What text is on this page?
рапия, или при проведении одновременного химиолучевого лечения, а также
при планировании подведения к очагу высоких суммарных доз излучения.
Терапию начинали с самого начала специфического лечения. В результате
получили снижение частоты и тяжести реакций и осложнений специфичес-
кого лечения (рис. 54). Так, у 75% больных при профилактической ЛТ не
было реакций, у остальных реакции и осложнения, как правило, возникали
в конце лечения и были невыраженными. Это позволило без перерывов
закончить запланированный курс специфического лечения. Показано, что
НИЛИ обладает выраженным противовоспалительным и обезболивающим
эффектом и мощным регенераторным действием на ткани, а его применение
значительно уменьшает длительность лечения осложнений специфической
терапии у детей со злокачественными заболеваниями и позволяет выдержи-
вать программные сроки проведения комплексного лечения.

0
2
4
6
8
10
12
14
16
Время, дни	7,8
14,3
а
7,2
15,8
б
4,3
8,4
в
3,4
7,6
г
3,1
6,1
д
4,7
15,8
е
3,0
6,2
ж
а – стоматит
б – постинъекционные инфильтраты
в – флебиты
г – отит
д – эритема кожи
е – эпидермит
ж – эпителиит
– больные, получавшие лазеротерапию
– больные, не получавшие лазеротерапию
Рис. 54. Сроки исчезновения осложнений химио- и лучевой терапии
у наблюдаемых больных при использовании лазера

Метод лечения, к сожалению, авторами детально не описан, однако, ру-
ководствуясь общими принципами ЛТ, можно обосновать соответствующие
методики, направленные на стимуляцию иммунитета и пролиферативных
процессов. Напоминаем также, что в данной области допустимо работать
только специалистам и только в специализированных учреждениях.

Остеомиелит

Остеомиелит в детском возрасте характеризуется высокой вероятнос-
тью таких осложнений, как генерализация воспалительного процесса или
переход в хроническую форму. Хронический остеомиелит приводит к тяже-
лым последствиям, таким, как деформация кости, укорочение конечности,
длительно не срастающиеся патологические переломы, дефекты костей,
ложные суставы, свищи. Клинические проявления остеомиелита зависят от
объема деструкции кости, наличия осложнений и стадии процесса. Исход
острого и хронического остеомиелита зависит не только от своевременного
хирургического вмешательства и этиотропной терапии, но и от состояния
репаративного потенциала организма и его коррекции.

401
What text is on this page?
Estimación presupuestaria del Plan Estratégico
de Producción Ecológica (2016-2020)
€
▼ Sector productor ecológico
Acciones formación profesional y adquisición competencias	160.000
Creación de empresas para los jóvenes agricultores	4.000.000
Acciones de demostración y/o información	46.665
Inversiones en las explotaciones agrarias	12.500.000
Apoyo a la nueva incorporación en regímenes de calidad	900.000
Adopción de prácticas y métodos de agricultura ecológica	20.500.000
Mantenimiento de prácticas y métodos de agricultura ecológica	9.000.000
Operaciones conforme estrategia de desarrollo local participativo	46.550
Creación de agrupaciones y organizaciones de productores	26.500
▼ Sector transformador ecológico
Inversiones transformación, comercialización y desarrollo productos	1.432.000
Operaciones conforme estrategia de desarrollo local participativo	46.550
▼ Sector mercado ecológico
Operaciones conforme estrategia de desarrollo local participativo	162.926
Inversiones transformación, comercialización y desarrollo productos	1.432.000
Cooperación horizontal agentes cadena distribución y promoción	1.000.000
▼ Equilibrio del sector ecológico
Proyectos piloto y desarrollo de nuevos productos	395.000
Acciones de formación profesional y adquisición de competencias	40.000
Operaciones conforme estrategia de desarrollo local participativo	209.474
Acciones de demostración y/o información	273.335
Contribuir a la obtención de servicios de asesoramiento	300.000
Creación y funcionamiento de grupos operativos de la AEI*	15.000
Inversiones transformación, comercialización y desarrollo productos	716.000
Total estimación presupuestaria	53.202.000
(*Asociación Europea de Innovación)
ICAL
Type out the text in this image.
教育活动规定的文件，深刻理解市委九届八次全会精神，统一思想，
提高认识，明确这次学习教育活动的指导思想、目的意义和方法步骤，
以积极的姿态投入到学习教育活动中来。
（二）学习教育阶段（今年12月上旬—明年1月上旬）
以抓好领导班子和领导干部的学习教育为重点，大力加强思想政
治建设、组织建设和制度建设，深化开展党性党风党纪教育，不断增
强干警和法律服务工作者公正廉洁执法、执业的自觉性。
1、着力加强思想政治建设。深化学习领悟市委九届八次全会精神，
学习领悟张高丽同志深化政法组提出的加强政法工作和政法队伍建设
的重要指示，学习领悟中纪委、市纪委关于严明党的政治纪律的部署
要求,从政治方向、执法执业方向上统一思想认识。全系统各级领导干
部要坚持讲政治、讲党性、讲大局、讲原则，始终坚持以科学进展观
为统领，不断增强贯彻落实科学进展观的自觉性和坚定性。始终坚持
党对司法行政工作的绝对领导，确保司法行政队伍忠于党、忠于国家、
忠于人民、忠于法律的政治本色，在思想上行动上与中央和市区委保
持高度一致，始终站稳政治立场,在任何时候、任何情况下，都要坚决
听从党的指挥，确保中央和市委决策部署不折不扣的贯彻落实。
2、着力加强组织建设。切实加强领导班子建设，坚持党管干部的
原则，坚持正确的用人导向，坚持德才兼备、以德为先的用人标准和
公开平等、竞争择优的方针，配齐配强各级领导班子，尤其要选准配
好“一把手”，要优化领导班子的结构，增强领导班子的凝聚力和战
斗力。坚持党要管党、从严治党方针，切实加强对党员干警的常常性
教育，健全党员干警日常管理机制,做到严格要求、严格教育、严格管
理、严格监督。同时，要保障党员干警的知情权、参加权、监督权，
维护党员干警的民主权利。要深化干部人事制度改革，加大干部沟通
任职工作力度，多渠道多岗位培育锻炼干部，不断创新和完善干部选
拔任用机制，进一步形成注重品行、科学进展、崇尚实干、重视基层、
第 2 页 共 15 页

—————

PROBLEM TO WORK ON
Write down only the number of lines that contain the string "ecológico" in the listing.

RESULT FOR THIS EXERCISE
4